▸ WHAT NEEDS TO BE DONE: Work through the material below line by line and say how many lines include the word "shares". Only the number, please.

* Begin DATASET EXCERPTS *

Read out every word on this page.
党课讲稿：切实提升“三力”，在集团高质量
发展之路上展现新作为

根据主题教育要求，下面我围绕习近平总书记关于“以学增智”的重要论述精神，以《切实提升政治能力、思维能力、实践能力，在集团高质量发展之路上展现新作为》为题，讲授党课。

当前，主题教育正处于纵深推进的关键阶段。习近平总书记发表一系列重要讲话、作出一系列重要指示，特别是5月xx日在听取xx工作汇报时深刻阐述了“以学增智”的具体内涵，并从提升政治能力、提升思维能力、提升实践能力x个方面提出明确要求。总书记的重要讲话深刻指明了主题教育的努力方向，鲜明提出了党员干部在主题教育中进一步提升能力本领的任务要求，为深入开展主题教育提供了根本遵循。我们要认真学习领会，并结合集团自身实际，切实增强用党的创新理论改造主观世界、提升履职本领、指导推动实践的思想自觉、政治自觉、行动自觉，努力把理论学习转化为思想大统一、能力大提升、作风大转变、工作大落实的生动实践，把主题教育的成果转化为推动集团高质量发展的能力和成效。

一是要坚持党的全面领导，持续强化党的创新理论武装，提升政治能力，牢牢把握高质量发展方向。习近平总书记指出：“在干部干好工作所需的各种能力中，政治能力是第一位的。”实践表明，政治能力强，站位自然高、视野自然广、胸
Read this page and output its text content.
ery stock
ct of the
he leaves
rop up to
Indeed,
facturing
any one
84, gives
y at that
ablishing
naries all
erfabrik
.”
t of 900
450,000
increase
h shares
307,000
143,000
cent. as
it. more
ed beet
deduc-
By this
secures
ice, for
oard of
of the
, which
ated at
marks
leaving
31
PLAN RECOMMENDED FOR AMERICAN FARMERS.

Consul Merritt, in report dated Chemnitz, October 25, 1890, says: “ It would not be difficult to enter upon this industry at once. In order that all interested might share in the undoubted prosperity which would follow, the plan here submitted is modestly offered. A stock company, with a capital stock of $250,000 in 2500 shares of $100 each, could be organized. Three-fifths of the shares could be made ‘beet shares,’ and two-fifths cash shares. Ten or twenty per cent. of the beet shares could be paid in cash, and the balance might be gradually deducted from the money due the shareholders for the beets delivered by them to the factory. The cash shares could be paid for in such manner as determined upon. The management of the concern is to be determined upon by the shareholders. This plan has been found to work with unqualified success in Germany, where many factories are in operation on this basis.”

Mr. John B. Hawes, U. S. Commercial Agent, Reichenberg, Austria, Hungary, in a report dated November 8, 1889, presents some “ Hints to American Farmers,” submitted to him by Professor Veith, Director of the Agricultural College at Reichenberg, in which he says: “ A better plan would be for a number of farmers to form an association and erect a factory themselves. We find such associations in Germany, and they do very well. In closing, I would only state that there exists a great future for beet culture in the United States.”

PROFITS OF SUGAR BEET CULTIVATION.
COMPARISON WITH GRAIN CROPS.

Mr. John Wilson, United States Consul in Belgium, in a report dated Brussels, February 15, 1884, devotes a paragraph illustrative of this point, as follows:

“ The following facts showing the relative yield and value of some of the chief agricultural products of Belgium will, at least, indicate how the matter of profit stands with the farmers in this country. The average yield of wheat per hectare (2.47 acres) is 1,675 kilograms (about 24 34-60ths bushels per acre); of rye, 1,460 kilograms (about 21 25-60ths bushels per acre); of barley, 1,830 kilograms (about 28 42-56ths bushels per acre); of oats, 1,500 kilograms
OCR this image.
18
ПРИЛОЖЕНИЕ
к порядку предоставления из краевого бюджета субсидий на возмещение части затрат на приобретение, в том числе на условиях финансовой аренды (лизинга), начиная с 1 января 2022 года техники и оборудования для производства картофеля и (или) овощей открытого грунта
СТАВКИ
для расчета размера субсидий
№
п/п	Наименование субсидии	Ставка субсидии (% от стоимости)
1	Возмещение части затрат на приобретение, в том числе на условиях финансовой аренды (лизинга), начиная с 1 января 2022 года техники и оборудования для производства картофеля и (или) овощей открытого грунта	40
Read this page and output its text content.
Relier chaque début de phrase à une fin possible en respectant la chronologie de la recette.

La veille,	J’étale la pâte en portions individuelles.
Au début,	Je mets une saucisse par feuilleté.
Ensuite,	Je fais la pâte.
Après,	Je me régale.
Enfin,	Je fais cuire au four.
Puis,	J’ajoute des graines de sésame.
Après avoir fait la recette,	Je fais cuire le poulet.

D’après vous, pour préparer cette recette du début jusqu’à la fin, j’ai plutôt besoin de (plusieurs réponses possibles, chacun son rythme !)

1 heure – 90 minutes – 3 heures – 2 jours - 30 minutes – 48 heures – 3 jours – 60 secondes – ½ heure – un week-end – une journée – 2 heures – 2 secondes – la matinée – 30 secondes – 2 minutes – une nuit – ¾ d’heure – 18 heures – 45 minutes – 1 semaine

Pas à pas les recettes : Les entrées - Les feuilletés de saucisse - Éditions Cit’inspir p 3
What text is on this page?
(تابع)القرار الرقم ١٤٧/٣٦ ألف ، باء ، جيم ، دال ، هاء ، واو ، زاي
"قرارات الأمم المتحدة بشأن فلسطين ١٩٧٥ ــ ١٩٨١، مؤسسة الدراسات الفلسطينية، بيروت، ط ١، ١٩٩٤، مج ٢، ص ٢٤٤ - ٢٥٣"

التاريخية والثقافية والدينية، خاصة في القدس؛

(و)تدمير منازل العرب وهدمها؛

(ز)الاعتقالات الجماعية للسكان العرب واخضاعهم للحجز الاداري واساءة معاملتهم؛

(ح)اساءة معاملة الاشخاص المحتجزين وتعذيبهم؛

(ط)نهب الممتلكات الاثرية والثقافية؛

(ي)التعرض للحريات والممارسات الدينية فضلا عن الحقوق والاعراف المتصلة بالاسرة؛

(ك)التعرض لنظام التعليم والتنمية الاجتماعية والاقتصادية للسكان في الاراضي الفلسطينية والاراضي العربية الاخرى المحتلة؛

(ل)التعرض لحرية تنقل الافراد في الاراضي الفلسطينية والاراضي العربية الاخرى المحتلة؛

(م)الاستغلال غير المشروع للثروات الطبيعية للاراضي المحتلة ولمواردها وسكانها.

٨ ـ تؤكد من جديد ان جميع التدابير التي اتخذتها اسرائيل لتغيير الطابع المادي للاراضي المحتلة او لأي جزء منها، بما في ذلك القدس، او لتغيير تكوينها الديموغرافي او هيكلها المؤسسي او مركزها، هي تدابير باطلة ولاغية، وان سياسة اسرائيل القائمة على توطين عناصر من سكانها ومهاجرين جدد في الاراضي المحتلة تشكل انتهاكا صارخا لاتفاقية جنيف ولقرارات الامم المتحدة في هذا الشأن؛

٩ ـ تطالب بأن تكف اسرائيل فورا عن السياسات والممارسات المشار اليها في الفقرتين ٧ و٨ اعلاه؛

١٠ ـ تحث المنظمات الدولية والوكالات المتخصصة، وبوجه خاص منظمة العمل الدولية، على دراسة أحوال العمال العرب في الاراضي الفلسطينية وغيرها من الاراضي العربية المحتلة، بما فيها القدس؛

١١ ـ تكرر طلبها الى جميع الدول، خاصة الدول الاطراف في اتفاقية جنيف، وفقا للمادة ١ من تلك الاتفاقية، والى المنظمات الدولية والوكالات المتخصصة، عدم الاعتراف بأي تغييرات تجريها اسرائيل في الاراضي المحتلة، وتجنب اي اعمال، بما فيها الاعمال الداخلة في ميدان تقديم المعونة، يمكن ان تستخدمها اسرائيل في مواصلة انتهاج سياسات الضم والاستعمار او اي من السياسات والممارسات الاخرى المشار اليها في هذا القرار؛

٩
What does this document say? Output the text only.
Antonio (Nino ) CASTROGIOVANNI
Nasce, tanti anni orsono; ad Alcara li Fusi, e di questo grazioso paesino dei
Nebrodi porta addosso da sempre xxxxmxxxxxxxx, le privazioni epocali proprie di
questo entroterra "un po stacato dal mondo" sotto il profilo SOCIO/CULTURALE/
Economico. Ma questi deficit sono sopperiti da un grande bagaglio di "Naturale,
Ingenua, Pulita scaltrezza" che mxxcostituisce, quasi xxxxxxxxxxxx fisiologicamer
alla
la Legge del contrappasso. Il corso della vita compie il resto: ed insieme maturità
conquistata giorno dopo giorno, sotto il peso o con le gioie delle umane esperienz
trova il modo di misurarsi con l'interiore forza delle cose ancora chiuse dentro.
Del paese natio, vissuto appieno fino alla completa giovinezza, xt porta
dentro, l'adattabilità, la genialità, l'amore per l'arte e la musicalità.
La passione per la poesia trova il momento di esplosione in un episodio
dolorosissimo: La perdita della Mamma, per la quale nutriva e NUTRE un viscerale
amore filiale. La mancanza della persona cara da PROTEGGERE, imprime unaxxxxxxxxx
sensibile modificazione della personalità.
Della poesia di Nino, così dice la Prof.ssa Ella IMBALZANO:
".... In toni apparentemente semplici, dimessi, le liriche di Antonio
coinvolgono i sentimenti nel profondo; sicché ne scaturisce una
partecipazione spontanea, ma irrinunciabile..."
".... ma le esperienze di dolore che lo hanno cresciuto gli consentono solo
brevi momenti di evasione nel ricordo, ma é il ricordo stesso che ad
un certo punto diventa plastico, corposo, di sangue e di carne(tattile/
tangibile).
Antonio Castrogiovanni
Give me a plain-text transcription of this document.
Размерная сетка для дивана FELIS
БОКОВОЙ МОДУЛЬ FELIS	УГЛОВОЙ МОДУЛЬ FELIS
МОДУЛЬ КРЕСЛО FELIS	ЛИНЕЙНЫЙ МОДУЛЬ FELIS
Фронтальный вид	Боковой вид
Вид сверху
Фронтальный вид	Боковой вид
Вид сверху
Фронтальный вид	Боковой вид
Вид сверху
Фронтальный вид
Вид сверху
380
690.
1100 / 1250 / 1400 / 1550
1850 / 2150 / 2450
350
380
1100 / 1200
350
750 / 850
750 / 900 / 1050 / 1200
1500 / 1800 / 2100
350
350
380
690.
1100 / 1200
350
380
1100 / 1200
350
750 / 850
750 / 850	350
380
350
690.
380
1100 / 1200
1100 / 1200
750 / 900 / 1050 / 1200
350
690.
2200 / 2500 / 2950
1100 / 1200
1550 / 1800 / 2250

* End DATASET EXCERPTS *

▸ REPLY: 2